[Saved data entries]

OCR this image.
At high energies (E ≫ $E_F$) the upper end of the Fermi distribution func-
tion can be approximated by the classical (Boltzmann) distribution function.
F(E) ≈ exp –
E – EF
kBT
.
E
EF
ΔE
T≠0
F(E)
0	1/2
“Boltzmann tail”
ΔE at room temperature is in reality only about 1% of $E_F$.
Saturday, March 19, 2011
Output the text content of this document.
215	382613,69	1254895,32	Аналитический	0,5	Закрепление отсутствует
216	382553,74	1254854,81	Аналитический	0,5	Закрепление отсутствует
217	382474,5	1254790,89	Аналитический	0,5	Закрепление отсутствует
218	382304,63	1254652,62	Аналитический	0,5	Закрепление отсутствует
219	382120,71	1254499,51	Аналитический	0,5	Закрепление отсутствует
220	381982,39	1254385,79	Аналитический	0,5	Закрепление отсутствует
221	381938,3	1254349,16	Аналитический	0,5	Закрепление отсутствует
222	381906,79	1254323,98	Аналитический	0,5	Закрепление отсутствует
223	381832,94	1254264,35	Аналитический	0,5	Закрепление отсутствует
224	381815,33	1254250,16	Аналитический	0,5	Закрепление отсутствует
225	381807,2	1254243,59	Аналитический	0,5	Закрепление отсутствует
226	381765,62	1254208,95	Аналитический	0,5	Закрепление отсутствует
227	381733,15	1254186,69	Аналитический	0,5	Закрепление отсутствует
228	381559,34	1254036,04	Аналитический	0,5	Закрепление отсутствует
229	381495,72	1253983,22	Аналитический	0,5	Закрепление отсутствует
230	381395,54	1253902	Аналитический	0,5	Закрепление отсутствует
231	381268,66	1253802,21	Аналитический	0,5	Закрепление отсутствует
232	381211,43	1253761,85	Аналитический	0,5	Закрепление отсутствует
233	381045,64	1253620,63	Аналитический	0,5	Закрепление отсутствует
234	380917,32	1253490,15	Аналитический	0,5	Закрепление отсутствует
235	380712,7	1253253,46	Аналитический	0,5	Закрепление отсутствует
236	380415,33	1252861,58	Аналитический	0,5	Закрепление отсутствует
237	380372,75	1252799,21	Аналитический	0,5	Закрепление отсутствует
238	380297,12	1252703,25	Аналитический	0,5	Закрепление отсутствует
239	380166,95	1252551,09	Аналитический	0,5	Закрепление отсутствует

**TASK DETAILS**
Repeat only the lines running from the line that contains "Output the text content of this document." through the last line above, inclusive.

**FINISHED EXERCISE**
Output the text content of this document.
215	382613,69	1254895,32	Аналитический	0,5	Закрепление отсутствует
216	382553,74	1254854,81	Аналитический	0,5	Закрепление отсутствует
217	382474,5	1254790,89	Аналитический	0,5	Закрепление отсутствует
218	382304,63	1254652,62	Аналитический	0,5	Закрепление отсутствует
219	382120,71	1254499,51	Аналитический	0,5	Закрепление отсутствует
220	381982,39	1254385,79	Аналитический	0,5	Закрепление отсутствует
221	381938,3	1254349,16	Аналитический	0,5	Закрепление отсутствует
222	381906,79	1254323,98	Аналитический	0,5	Закрепление отсутствует
223	381832,94	1254264,35	Аналитический	0,5	Закрепление отсутствует
224	381815,33	1254250,16	Аналитический	0,5	Закрепление отсутствует
225	381807,2	1254243,59	Аналитический	0,5	Закрепление отсутствует
226	381765,62	1254208,95	Аналитический	0,5	Закрепление отсутствует
227	381733,15	1254186,69	Аналитический	0,5	Закрепление отсутствует
228	381559,34	1254036,04	Аналитический	0,5	Закрепление отсутствует
229	381495,72	1253983,22	Аналитический	0,5	Закрепление отсутствует
230	381395,54	1253902	Аналитический	0,5	Закрепление отсутствует
231	381268,66	1253802,21	Аналитический	0,5	Закрепление отсутствует
232	381211,43	1253761,85	Аналитический	0,5	Закрепление отсутствует
233	381045,64	1253620,63	Аналитический	0,5	Закрепление отсутствует
234	380917,32	1253490,15	Аналитический	0,5	Закрепление отсутствует
235	380712,7	1253253,46	Аналитический	0,5	Закрепление отсутствует
236	380415,33	1252861,58	Аналитический	0,5	Закрепление отсутствует
237	380372,75	1252799,21	Аналитический	0,5	Закрепление отсутствует
238	380297,12	1252703,25	Аналитический	0,5	Закрепление отсутствует
239	380166,95	1252551,09	Аналитический	0,5	Закрепление отсутствует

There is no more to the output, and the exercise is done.